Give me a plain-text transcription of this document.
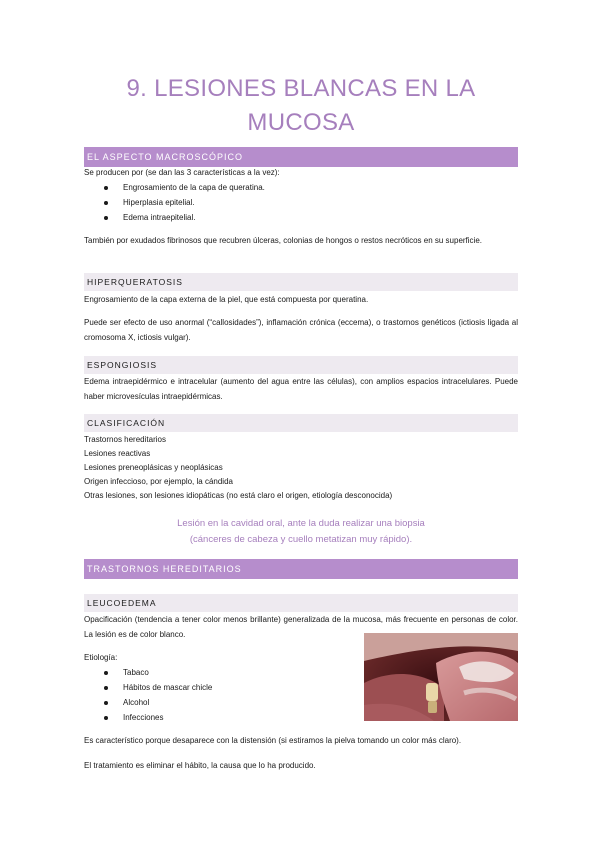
9. LESIONES BLANCAS EN LA MUCOSA
EL ASPECTO MACROSCÓPICO
Se producen por (se dan las 3 características a la vez):
Engrosamiento de la capa de queratina.
Hiperplasia epitelial.
Edema intraepitelial.
También por exudados fibrinosos que recubren úlceras, colonias de hongos o restos necróticos en su superficie.
HIPERQUERATOSIS
Engrosamiento de la capa externa de la piel, que está compuesta por queratina.
Puede ser efecto de uso anormal (“callosidades”), inflamación crónica (eccema), o trastornos genéticos (ictiosis ligada al cromosoma X, ictiosis vulgar).
ESPONGIOSIS
Edema intraepidérmico e intracelular (aumento del agua entre las células), con amplios espacios intracelulares. Puede haber microvesículas intraepidérmicas.
CLASIFICACIÓN
Trastornos hereditarios
Lesiones reactivas
Lesiones preneoplásicas y neoplásicas
Origen infeccioso, por ejemplo, la cándida
Otras lesiones, son lesiones idiopáticas (no está claro el origen, etiología desconocida)
Lesión en la cavidad oral, ante la duda realizar una biopsia
(cánceres de cabeza y cuello metatizan muy rápido).
TRASTORNOS HEREDITARIOS
LEUCOEDEMA
Opacificación (tendencia a tener color menos brillante) generalizada de la mucosa, más frecuente en personas de color. La lesión es de color blanco.
Etiología:
Tabaco
Hábitos de mascar chicle
Alcohol
Infecciones
Es característico porque desaparece con la distensión (si estiramos la pielva tomando un color más claro).
El tratamiento es eliminar el hábito, la causa que lo ha producido.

- Stated task
Could you repeat all of the material exactly? Pictures should not be copied.

- Finished task
Give me a plain-text transcription of this document.
9. LESIONES BLANCAS EN LA MUCOSA
EL ASPECTO MACROSCÓPICO
Se producen por (se dan las 3 características a la vez):
Engrosamiento de la capa de queratina.
Hiperplasia epitelial.
Edema intraepitelial.
También por exudados fibrinosos que recubren úlceras, colonias de hongos o restos necróticos en su superficie.
HIPERQUERATOSIS
Engrosamiento de la capa externa de la piel, que está compuesta por queratina.
Puede ser efecto de uso anormal (“callosidades”), inflamación crónica (eccema), o trastornos genéticos (ictiosis ligada al cromosoma X, ictiosis vulgar).
ESPONGIOSIS
Edema intraepidérmico e intracelular (aumento del agua entre las células), con amplios espacios intracelulares. Puede haber microvesículas intraepidérmicas.
CLASIFICACIÓN
Trastornos hereditarios
Lesiones reactivas
Lesiones preneoplásicas y neoplásicas
Origen infeccioso, por ejemplo, la cándida
Otras lesiones, son lesiones idiopáticas (no está claro el origen, etiología desconocida)
Lesión en la cavidad oral, ante la duda realizar una biopsia
(cánceres de cabeza y cuello metatizan muy rápido).
TRASTORNOS HEREDITARIOS
LEUCOEDEMA
Opacificación (tendencia a tener color menos brillante) generalizada de la mucosa, más frecuente en personas de color. La lesión es de color blanco.
Etiología:
Tabaco
Hábitos de mascar chicle
Alcohol
Infecciones
Es característico porque desaparece con la distensión (si estiramos la pielva tomando un color más claro).
El tratamiento es eliminar el hábito, la causa que lo ha producido.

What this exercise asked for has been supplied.